Emit the entire listing verbatim.

● **Source material**:
▼

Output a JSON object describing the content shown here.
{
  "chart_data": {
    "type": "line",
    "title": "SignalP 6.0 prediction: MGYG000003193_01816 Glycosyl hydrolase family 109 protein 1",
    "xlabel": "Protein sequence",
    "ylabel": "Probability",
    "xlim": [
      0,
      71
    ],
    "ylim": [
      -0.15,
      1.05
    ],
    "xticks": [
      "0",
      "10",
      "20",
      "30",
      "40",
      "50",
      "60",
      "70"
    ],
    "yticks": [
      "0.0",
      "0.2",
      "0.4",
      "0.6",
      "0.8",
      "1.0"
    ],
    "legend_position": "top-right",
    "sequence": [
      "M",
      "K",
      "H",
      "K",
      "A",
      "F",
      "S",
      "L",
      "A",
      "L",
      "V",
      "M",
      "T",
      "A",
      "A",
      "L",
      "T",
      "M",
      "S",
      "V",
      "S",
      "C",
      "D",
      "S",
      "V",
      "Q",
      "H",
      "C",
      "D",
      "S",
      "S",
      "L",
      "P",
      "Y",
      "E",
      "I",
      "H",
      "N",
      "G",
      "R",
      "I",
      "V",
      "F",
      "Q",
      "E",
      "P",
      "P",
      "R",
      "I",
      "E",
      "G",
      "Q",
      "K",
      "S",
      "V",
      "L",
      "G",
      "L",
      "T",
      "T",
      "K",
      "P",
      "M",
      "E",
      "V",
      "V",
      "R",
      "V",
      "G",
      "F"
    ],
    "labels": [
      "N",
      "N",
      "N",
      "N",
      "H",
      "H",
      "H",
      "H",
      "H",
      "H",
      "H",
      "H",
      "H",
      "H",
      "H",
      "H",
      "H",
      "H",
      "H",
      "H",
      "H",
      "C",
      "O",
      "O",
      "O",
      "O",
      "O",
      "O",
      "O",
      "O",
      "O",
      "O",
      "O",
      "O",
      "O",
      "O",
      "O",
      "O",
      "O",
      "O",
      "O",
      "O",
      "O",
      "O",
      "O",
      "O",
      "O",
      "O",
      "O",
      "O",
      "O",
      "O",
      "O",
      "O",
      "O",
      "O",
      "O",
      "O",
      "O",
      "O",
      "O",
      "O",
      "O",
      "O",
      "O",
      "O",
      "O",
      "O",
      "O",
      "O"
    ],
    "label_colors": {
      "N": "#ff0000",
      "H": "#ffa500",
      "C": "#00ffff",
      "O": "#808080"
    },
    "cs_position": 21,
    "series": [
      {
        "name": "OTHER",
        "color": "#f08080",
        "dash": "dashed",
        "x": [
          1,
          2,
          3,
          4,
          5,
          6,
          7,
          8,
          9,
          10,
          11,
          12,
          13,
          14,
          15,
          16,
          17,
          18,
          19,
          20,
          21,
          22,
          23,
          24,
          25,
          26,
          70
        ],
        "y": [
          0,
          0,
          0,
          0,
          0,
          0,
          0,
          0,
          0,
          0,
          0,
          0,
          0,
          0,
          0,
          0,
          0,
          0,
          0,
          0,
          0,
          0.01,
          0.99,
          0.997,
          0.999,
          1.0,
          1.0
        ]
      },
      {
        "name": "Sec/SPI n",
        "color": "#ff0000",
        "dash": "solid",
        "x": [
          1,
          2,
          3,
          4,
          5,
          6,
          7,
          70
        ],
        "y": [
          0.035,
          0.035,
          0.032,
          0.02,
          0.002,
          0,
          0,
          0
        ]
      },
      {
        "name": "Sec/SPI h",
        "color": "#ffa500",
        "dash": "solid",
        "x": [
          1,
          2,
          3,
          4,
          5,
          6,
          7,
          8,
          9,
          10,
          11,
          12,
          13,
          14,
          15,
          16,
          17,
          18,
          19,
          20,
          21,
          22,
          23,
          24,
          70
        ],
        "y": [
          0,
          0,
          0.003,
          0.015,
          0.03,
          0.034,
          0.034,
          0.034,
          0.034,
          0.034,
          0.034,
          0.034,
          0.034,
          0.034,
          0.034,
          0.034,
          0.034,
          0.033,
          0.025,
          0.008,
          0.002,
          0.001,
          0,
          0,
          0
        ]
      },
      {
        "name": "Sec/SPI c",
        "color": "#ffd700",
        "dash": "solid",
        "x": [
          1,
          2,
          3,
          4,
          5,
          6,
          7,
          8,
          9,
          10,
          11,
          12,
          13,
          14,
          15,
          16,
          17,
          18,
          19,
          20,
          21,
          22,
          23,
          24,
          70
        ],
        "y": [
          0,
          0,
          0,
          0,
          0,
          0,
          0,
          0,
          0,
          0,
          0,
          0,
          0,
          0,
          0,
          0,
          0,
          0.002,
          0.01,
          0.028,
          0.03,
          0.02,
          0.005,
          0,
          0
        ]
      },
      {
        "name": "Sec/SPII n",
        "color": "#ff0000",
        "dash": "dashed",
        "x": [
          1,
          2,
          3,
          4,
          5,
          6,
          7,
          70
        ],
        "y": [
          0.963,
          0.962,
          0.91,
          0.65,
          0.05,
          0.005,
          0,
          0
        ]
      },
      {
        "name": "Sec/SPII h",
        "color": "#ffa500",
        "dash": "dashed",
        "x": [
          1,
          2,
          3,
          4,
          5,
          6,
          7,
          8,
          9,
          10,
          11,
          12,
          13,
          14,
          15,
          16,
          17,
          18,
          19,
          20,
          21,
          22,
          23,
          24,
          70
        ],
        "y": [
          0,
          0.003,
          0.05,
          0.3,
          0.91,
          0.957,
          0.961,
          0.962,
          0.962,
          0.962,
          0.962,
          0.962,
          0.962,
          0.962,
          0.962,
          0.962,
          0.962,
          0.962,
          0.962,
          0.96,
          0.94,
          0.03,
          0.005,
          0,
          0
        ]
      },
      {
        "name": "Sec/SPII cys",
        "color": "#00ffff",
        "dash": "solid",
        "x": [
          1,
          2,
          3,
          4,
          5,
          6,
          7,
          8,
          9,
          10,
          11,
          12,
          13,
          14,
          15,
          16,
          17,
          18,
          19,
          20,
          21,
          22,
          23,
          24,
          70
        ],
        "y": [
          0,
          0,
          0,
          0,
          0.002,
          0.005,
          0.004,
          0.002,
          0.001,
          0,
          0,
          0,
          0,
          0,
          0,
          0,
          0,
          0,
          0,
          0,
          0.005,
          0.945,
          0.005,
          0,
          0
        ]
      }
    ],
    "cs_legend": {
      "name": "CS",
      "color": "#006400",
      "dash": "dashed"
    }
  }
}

▲

● **Your response**:
Output a JSON object describing the content shown here.
{
  "chart_data": {
    "type": "line",
    "title": "SignalP 6.0 prediction: MGYG000003193_01816 Glycosyl hydrolase family 109 protein 1",
    "xlabel": "Protein sequence",
    "ylabel": "Probability",
    "xlim": [
      0,
      71
    ],
    "ylim": [
      -0.15,
      1.05
    ],
    "xticks": [
      "0",
      "10",
      "20",
      "30",
      "40",
      "50",
      "60",
      "70"
    ],
    "yticks": [
      "0.0",
      "0.2",
      "0.4",
      "0.6",
      "0.8",
      "1.0"
    ],
    "legend_position": "top-right",
    "sequence": [
      "M",
      "K",
      "H",
      "K",
      "A",
      "F",
      "S",
      "L",
      "A",
      "L",
      "V",
      "M",
      "T",
      "A",
      "A",
      "L",
      "T",
      "M",
      "S",
      "V",
      "S",
      "C",
      "D",
      "S",
      "V",
      "Q",
      "H",
      "C",
      "D",
      "S",
      "S",
      "L",
      "P",
      "Y",
      "E",
      "I",
      "H",
      "N",
      "G",
      "R",
      "I",
      "V",
      "F",
      "Q",
      "E",
      "P",
      "P",
      "R",
      "I",
      "E",
      "G",
      "Q",
      "K",
      "S",
      "V",
      "L",
      "G",
      "L",
      "T",
      "T",
      "K",
      "P",
      "M",
      "E",
      "V",
      "V",
      "R",
      "V",
      "G",
      "F"
    ],
    "labels": [
      "N",
      "N",
      "N",
      "N",
      "H",
      "H",
      "H",
      "H",
      "H",
      "H",
      "H",
      "H",
      "H",
      "H",
      "H",
      "H",
      "H",
      "H",
      "H",
      "H",
      "H",
      "C",
      "O",
      "O",
      "O",
      "O",
      "O",
      "O",
      "O",
      "O",
      "O",
      "O",
      "O",
      "O",
      "O",
      "O",
      "O",
      "O",
      "O",
      "O",
      "O",
      "O",
      "O",
      "O",
      "O",
      "O",
      "O",
      "O",
      "O",
      "O",
      "O",
      "O",
      "O",
      "O",
      "O",
      "O",
      "O",
      "O",
      "O",
      "O",
      "O",
      "O",
      "O",
      "O",
      "O",
      "O",
      "O",
      "O",
      "O",
      "O"
    ],
    "label_colors": {
      "N": "#ff0000",
      "H": "#ffa500",
      "C": "#00ffff",
      "O": "#808080"
    },
    "cs_position": 21,
    "series": [
      {
        "name": "OTHER",
        "color": "#f08080",
        "dash": "dashed",
        "x": [
          1,
          2,
          3,
          4,
          5,
          6,
          7,
          8,
          9,
          10,
          11,
          12,
          13,
          14,
          15,
          16,
          17,
          18,
          19,
          20,
          21,
          22,
          23,
          24,
          25,
          26,
          70
        ],
        "y": [
          0,
          0,
          0,
          0,
          0,
          0,
          0,
          0,
          0,
          0,
          0,
          0,
          0,
          0,
          0,
          0,
          0,
          0,
          0,
          0,
          0,
          0.01,
          0.99,
          0.997,
          0.999,
          1.0,
          1.0
        ]
      },
      {
        "name": "Sec/SPI n",
        "color": "#ff0000",
        "dash": "solid",
        "x": [
          1,
          2,
          3,
          4,
          5,
          6,
          7,
          70
        ],
        "y": [
          0.035,
          0.035,
          0.032,
          0.02,
          0.002,
          0,
          0,
          0
        ]
      },
      {
        "name": "Sec/SPI h",
        "color": "#ffa500",
        "dash": "solid",
        "x": [
          1,
          2,
          3,
          4,
          5,
          6,
          7,
          8,
          9,
          10,
          11,
          12,
          13,
          14,
          15,
          16,
          17,
          18,
          19,
          20,
          21,
          22,
          23,
          24,
          70
        ],
        "y": [
          0,
          0,
          0.003,
          0.015,
          0.03,
          0.034,
          0.034,
          0.034,
          0.034,
          0.034,
          0.034,
          0.034,
          0.034,
          0.034,
          0.034,
          0.034,
          0.034,
          0.033,
          0.025,
          0.008,
          0.002,
          0.001,
          0,
          0,
          0
        ]
      },
      {
        "name": "Sec/SPI c",
        "color": "#ffd700",
        "dash": "solid",
        "x": [
          1,
          2,
          3,
          4,
          5,
          6,
          7,
          8,
          9,
          10,
          11,
          12,
          13,
          14,
          15,
          16,
          17,
          18,
          19,
          20,
          21,
          22,
          23,
          24,
          70
        ],
        "y": [
          0,
          0,
          0,
          0,
          0,
          0,
          0,
          0,
          0,
          0,
          0,
          0,
          0,
          0,
          0,
          0,
          0,
          0.002,
          0.01,
          0.028,
          0.03,
          0.02,
          0.005,
          0,
          0
        ]
      },
      {
        "name": "Sec/SPII n",
        "color": "#ff0000",
        "dash": "dashed",
        "x": [
          1,
          2,
          3,
          4,
          5,
          6,
          7,
          70
        ],
        "y": [
          0.963,
          0.962,
          0.91,
          0.65,
          0.05,
          0.005,
          0,
          0
        ]
      },
      {
        "name": "Sec/SPII h",
        "color": "#ffa500",
        "dash": "dashed",
        "x": [
          1,
          2,
          3,
          4,
          5,
          6,
          7,
          8,
          9,
          10,
          11,
          12,
          13,
          14,
          15,
          16,
          17,
          18,
          19,
          20,
          21,
          22,
          23,
          24,
          70
        ],
        "y": [
          0,
          0.003,
          0.05,
          0.3,
          0.91,
          0.957,
          0.961,
          0.962,
          0.962,
          0.962,
          0.962,
          0.962,
          0.962,
          0.962,
          0.962,
          0.962,
          0.962,
          0.962,
          0.962,
          0.96,
          0.94,
          0.03,
          0.005,
          0,
          0
        ]
      },
      {
        "name": "Sec/SPII cys",
        "color": "#00ffff",
        "dash": "solid",
        "x": [
          1,
          2,
          3,
          4,
          5,
          6,
          7,
          8,
          9,
          10,
          11,
          12,
          13,
          14,
          15,
          16,
          17,
          18,
          19,
          20,
          21,
          22,
          23,
          24,
          70
        ],
        "y": [
          0,
          0,
          0,
          0,
          0.002,
          0.005,
          0.004,
          0.002,
          0.001,
          0,
          0,
          0,
          0,
          0,
          0,
          0,
          0,
          0,
          0,
          0,
          0.005,
          0.945,
          0.005,
          0,
          0
        ]
      }
    ],
    "cs_legend": {
      "name": "CS",
      "color": "#006400",
      "dash": "dashed"
    }
  }
}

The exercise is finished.